**Requirement**: Could the lines from the one with "Transcribe this image's" through the end of the listing be restated exactly, with nothing else included?

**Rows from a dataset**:

════════════════

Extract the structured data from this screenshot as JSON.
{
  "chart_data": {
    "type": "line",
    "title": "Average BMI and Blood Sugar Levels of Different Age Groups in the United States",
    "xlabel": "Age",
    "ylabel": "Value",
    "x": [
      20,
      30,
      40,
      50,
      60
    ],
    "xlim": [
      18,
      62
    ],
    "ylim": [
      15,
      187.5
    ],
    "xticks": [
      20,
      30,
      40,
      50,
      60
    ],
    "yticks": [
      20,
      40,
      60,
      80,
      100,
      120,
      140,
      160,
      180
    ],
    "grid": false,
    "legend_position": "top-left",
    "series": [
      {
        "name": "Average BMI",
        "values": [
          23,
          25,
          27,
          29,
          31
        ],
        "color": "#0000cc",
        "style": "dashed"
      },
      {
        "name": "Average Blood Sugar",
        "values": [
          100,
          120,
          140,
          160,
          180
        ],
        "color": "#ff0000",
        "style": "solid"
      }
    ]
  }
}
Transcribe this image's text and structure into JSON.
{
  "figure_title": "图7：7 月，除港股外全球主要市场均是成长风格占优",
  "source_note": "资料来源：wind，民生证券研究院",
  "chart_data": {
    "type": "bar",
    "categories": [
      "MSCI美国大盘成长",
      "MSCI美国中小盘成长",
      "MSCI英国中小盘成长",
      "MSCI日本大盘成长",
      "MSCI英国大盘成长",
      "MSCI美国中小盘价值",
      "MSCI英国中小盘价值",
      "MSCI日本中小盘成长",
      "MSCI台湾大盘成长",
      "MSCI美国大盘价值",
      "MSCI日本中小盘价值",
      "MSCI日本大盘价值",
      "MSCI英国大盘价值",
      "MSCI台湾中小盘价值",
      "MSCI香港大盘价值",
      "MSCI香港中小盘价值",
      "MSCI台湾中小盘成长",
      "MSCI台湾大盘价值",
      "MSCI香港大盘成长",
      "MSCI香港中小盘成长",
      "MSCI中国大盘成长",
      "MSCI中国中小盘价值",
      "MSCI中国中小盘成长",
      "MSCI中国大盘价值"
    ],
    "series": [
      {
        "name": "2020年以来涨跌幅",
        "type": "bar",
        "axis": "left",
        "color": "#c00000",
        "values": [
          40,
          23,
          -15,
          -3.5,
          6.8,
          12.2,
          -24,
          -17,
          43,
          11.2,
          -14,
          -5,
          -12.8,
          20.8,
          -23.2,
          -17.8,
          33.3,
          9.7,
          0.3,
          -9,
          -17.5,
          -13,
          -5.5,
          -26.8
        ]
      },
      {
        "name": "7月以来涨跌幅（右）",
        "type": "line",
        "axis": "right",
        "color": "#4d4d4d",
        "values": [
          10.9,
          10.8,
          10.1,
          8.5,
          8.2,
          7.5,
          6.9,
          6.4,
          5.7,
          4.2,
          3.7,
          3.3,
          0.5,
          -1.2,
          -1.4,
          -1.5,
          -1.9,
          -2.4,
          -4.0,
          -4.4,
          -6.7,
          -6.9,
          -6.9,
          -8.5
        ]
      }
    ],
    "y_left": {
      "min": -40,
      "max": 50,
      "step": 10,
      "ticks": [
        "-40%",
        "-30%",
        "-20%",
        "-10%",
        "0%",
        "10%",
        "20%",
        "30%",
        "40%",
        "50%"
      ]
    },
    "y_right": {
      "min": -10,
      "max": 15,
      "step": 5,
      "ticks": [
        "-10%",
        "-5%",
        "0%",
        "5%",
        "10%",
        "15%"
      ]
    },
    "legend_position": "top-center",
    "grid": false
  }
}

════════════════

**Solved exercise**:
Transcribe this image's text and structure into JSON.
{
  "figure_title": "图7：7 月，除港股外全球主要市场均是成长风格占优",
  "source_note": "资料来源：wind，民生证券研究院",
  "chart_data": {
    "type": "bar",
    "categories": [
      "MSCI美国大盘成长",
      "MSCI美国中小盘成长",
      "MSCI英国中小盘成长",
      "MSCI日本大盘成长",
      "MSCI英国大盘成长",
      "MSCI美国中小盘价值",
      "MSCI英国中小盘价值",
      "MSCI日本中小盘成长",
      "MSCI台湾大盘成长",
      "MSCI美国大盘价值",
      "MSCI日本中小盘价值",
      "MSCI日本大盘价值",
      "MSCI英国大盘价值",
      "MSCI台湾中小盘价值",
      "MSCI香港大盘价值",
      "MSCI香港中小盘价值",
      "MSCI台湾中小盘成长",
      "MSCI台湾大盘价值",
      "MSCI香港大盘成长",
      "MSCI香港中小盘成长",
      "MSCI中国大盘成长",
      "MSCI中国中小盘价值",
      "MSCI中国中小盘成长",
      "MSCI中国大盘价值"
    ],
    "series": [
      {
        "name": "2020年以来涨跌幅",
        "type": "bar",
        "axis": "left",
        "color": "#c00000",
        "values": [
          40,
          23,
          -15,
          -3.5,
          6.8,
          12.2,
          -24,
          -17,
          43,
          11.2,
          -14,
          -5,
          -12.8,
          20.8,
          -23.2,
          -17.8,
          33.3,
          9.7,
          0.3,
          -9,
          -17.5,
          -13,
          -5.5,
          -26.8
        ]
      },
      {
        "name": "7月以来涨跌幅（右）",
        "type": "line",
        "axis": "right",
        "color": "#4d4d4d",
        "values": [
          10.9,
          10.8,
          10.1,
          8.5,
          8.2,
          7.5,
          6.9,
          6.4,
          5.7,
          4.2,
          3.7,
          3.3,
          0.5,
          -1.2,
          -1.4,
          -1.5,
          -1.9,
          -2.4,
          -4.0,
          -4.4,
          -6.7,
          -6.9,
          -6.9,
          -8.5
        ]
      }
    ],
    "y_left": {
      "min": -40,
      "max": 50,
      "step": 10,
      "ticks": [
        "-40%",
        "-30%",
        "-20%",
        "-10%",
        "0%",
        "10%",
        "20%",
        "30%",
        "40%",
        "50%"
      ]
    },
    "y_right": {
      "min": -10,
      "max": 15,
      "step": 5,
      "ticks": [
        "-10%",
        "-5%",
        "0%",
        "5%",
        "10%",
        "15%"
      ]
    },
    "legend_position": "top-center",
    "grid": false
  }
}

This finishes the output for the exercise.